### Excerpted data
···

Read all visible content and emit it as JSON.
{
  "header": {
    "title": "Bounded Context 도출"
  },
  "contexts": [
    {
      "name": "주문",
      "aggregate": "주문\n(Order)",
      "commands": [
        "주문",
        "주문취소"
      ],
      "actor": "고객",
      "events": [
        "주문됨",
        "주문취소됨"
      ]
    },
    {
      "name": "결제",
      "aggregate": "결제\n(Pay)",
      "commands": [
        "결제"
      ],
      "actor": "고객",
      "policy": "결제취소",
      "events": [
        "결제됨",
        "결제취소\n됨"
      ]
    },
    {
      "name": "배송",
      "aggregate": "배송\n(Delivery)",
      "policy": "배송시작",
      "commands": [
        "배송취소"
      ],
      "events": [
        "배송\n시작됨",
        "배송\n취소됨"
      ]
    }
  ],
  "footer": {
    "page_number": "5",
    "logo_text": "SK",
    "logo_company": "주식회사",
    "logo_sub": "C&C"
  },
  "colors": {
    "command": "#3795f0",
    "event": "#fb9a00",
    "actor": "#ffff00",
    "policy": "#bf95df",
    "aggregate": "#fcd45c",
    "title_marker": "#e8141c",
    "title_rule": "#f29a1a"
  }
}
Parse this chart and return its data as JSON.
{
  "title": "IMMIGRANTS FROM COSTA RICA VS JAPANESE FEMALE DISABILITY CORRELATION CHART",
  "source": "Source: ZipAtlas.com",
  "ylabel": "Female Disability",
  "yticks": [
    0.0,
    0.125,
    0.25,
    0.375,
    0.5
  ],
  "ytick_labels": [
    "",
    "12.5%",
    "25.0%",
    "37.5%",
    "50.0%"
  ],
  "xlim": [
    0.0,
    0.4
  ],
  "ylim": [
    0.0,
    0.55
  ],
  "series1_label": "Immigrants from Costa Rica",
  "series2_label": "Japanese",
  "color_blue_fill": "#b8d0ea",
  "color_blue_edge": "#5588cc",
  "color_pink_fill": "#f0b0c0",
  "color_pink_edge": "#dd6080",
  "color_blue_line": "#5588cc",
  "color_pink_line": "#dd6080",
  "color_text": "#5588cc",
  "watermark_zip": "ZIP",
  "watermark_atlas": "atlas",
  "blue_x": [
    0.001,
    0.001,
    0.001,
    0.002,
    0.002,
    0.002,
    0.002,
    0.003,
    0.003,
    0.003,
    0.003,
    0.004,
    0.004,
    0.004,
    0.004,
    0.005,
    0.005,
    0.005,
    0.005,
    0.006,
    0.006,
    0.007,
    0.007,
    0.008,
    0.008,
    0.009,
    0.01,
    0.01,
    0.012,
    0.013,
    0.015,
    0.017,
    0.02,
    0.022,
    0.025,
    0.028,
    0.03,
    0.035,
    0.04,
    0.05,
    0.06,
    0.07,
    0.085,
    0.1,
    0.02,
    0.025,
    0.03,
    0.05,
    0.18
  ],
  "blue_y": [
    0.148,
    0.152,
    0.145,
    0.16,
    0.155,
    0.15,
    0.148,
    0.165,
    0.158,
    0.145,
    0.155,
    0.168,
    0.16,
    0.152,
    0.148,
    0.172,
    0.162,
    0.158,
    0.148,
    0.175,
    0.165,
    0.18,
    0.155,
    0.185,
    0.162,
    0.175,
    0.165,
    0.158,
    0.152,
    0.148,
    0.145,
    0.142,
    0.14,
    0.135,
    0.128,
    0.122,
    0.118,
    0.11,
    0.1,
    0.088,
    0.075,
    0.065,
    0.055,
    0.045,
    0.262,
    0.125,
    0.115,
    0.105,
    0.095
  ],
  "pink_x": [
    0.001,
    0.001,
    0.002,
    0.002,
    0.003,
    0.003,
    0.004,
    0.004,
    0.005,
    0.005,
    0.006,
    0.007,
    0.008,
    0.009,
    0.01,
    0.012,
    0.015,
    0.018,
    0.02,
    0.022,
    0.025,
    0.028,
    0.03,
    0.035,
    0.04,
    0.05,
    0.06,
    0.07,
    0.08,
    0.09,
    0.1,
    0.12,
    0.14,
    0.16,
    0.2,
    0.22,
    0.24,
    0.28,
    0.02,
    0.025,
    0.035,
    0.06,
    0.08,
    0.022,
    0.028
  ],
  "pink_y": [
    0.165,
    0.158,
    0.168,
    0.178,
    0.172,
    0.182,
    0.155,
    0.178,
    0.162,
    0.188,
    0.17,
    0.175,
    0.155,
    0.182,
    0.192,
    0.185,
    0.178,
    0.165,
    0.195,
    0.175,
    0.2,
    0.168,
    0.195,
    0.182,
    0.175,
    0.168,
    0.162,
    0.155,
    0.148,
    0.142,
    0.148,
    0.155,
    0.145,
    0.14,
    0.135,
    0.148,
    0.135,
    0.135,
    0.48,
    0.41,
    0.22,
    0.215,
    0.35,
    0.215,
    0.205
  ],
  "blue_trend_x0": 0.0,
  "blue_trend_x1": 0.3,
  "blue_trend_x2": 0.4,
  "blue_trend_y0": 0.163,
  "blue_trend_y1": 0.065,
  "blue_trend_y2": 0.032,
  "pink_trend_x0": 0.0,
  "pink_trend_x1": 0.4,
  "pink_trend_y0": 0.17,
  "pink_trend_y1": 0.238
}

···

### What is being asked
Each line of the material above needs to be quoted exactly, please.

### Written response
Read all visible content and emit it as JSON.
{
  "header": {
    "title": "Bounded Context 도출"
  },
  "contexts": [
    {
      "name": "주문",
      "aggregate": "주문\n(Order)",
      "commands": [
        "주문",
        "주문취소"
      ],
      "actor": "고객",
      "events": [
        "주문됨",
        "주문취소됨"
      ]
    },
    {
      "name": "결제",
      "aggregate": "결제\n(Pay)",
      "commands": [
        "결제"
      ],
      "actor": "고객",
      "policy": "결제취소",
      "events": [
        "결제됨",
        "결제취소\n됨"
      ]
    },
    {
      "name": "배송",
      "aggregate": "배송\n(Delivery)",
      "policy": "배송시작",
      "commands": [
        "배송취소"
      ],
      "events": [
        "배송\n시작됨",
        "배송\n취소됨"
      ]
    }
  ],
  "footer": {
    "page_number": "5",
    "logo_text": "SK",
    "logo_company": "주식회사",
    "logo_sub": "C&C"
  },
  "colors": {
    "command": "#3795f0",
    "event": "#fb9a00",
    "actor": "#ffff00",
    "policy": "#bf95df",
    "aggregate": "#fcd45c",
    "title_marker": "#e8141c",
    "title_rule": "#f29a1a"
  }
}
Parse this chart and return its data as JSON.
{
  "title": "IMMIGRANTS FROM COSTA RICA VS JAPANESE FEMALE DISABILITY CORRELATION CHART",
  "source": "Source: ZipAtlas.com",
  "ylabel": "Female Disability",
  "yticks": [
    0.0,
    0.125,
    0.25,
    0.375,
    0.5
  ],
  "ytick_labels": [
    "",
    "12.5%",
    "25.0%",
    "37.5%",
    "50.0%"
  ],
  "xlim": [
    0.0,
    0.4
  ],
  "ylim": [
    0.0,
    0.55
  ],
  "series1_label": "Immigrants from Costa Rica",
  "series2_label": "Japanese",
  "color_blue_fill": "#b8d0ea",
  "color_blue_edge": "#5588cc",
  "color_pink_fill": "#f0b0c0",
  "color_pink_edge": "#dd6080",
  "color_blue_line": "#5588cc",
  "color_pink_line": "#dd6080",
  "color_text": "#5588cc",
  "watermark_zip": "ZIP",
  "watermark_atlas": "atlas",
  "blue_x": [
    0.001,
    0.001,
    0.001,
    0.002,
    0.002,
    0.002,
    0.002,
    0.003,
    0.003,
    0.003,
    0.003,
    0.004,
    0.004,
    0.004,
    0.004,
    0.005,
    0.005,
    0.005,
    0.005,
    0.006,
    0.006,
    0.007,
    0.007,
    0.008,
    0.008,
    0.009,
    0.01,
    0.01,
    0.012,
    0.013,
    0.015,
    0.017,
    0.02,
    0.022,
    0.025,
    0.028,
    0.03,
    0.035,
    0.04,
    0.05,
    0.06,
    0.07,
    0.085,
    0.1,
    0.02,
    0.025,
    0.03,
    0.05,
    0.18
  ],
  "blue_y": [
    0.148,
    0.152,
    0.145,
    0.16,
    0.155,
    0.15,
    0.148,
    0.165,
    0.158,
    0.145,
    0.155,
    0.168,
    0.16,
    0.152,
    0.148,
    0.172,
    0.162,
    0.158,
    0.148,
    0.175,
    0.165,
    0.18,
    0.155,
    0.185,
    0.162,
    0.175,
    0.165,
    0.158,
    0.152,
    0.148,
    0.145,
    0.142,
    0.14,
    0.135,
    0.128,
    0.122,
    0.118,
    0.11,
    0.1,
    0.088,
    0.075,
    0.065,
    0.055,
    0.045,
    0.262,
    0.125,
    0.115,
    0.105,
    0.095
  ],
  "pink_x": [
    0.001,
    0.001,
    0.002,
    0.002,
    0.003,
    0.003,
    0.004,
    0.004,
    0.005,
    0.005,
    0.006,
    0.007,
    0.008,
    0.009,
    0.01,
    0.012,
    0.015,
    0.018,
    0.02,
    0.022,
    0.025,
    0.028,
    0.03,
    0.035,
    0.04,
    0.05,
    0.06,
    0.07,
    0.08,
    0.09,
    0.1,
    0.12,
    0.14,
    0.16,
    0.2,
    0.22,
    0.24,
    0.28,
    0.02,
    0.025,
    0.035,
    0.06,
    0.08,
    0.022,
    0.028
  ],
  "pink_y": [
    0.165,
    0.158,
    0.168,
    0.178,
    0.172,
    0.182,
    0.155,
    0.178,
    0.162,
    0.188,
    0.17,
    0.175,
    0.155,
    0.182,
    0.192,
    0.185,
    0.178,
    0.165,
    0.195,
    0.175,
    0.2,
    0.168,
    0.195,
    0.182,
    0.175,
    0.168,
    0.162,
    0.155,
    0.148,
    0.142,
    0.148,
    0.155,
    0.145,
    0.14,
    0.135,
    0.148,
    0.135,
    0.135,
    0.48,
    0.41,
    0.22,
    0.215,
    0.35,
    0.215,
    0.205
  ],
  "blue_trend_x0": 0.0,
  "blue_trend_x1": 0.3,
  "blue_trend_x2": 0.4,
  "blue_trend_y0": 0.163,
  "blue_trend_y1": 0.065,
  "blue_trend_y2": 0.032,
  "pink_trend_x0": 0.0,
  "pink_trend_x1": 0.4,
  "pink_trend_y0": 0.17,
  "pink_trend_y1": 0.238
}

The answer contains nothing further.